Collection entries
☆ ☆ ☆
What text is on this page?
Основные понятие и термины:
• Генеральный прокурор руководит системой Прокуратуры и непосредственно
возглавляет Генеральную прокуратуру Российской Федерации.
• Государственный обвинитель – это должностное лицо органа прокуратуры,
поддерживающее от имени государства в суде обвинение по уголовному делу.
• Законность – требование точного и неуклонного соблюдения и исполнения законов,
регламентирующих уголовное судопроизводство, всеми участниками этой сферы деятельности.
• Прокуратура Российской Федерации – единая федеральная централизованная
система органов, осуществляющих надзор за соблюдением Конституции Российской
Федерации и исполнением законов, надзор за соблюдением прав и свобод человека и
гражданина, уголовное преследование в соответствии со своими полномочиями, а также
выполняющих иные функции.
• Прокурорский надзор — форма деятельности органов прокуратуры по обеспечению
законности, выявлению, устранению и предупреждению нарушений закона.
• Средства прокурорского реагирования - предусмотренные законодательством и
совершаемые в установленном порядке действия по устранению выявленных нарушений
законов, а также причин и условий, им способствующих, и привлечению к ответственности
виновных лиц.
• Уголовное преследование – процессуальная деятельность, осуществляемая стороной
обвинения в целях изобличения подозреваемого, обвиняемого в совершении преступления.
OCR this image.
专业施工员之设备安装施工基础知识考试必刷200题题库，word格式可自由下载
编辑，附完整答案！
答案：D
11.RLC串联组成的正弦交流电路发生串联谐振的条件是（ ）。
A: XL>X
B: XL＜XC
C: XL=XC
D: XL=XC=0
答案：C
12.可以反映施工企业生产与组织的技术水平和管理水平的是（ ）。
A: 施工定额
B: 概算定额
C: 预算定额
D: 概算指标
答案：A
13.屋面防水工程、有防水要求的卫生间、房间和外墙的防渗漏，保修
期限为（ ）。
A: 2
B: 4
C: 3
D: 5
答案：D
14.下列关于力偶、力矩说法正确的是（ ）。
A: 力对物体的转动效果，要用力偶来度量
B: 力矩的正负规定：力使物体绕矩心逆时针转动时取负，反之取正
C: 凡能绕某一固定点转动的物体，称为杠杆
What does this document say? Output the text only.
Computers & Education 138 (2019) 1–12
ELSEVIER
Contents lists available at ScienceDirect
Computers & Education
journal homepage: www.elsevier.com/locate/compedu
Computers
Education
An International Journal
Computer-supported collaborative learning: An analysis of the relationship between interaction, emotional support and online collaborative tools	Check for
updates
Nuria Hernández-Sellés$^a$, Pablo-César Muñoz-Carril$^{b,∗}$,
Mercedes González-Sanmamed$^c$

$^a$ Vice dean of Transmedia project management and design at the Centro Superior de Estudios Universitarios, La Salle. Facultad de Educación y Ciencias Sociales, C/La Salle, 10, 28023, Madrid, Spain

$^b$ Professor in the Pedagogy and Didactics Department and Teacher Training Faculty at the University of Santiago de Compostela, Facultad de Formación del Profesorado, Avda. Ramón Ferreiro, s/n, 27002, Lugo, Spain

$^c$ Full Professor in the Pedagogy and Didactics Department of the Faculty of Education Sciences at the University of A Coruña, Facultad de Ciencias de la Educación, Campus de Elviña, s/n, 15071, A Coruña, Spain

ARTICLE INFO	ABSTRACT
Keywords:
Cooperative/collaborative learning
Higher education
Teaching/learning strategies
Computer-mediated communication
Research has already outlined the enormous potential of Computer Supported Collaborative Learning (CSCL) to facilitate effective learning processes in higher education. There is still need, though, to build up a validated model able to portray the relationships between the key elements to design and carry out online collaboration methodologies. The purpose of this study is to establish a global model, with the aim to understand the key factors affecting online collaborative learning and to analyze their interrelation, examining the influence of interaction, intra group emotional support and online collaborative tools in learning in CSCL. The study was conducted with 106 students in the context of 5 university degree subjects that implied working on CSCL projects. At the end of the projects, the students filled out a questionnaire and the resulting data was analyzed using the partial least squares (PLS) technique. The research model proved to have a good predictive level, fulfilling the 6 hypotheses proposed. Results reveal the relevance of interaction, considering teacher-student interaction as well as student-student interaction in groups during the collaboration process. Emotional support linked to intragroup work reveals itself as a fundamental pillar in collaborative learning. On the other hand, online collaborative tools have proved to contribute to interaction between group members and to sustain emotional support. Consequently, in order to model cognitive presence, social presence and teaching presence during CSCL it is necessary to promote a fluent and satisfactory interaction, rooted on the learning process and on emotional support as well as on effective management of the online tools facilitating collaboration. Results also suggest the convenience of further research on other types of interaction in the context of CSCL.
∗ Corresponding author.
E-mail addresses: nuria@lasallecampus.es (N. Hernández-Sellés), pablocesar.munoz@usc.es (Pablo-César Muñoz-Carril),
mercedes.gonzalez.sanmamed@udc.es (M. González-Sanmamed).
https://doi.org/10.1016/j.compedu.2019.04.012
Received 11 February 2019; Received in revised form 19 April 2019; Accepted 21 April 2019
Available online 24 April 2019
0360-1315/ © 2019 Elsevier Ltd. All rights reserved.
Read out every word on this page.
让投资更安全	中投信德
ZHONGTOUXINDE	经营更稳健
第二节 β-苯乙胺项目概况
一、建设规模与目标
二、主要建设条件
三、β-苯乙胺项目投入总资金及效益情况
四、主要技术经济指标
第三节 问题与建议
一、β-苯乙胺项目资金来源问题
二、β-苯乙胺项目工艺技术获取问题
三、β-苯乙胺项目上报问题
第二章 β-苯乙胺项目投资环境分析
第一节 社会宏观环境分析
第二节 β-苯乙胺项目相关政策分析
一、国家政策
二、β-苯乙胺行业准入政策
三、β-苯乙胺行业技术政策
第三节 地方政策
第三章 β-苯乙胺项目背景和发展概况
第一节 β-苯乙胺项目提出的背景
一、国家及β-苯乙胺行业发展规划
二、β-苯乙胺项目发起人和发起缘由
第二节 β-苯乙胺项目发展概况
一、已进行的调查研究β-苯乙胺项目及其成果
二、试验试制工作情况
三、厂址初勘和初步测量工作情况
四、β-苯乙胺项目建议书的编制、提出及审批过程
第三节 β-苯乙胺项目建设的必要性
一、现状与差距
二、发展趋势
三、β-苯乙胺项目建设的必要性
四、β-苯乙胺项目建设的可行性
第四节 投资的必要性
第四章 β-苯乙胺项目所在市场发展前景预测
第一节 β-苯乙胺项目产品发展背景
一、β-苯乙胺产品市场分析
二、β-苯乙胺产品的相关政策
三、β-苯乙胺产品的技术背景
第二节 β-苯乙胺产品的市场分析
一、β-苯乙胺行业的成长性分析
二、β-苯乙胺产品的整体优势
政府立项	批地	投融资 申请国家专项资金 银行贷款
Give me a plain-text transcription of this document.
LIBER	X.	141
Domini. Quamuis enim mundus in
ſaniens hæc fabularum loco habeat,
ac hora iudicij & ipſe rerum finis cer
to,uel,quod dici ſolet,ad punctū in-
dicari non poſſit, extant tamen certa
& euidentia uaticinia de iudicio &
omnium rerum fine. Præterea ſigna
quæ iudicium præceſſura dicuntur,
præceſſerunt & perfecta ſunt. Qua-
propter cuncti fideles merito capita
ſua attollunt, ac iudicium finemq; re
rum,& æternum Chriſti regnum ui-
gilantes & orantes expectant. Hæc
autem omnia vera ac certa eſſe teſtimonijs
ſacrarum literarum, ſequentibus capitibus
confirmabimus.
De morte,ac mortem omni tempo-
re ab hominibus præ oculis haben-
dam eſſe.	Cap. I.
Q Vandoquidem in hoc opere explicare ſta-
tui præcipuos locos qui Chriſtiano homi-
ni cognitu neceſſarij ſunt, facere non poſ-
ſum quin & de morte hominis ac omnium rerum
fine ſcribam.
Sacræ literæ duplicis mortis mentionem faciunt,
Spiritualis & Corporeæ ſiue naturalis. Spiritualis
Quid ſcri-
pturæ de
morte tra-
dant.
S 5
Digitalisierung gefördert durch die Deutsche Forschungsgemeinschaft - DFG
☆ ☆ ☆
* **What to do**
Return every line containing "Hernández".

* **Exercise result**
Nuria Hernández-Sellés$^a$, Pablo-César Muñoz-Carril$^{b,∗}$,
E-mail addresses: nuria@lasallecampus.es (N. Hernández-Sellés), pablocesar.munoz@usc.es (Pablo-César Muñoz-Carril),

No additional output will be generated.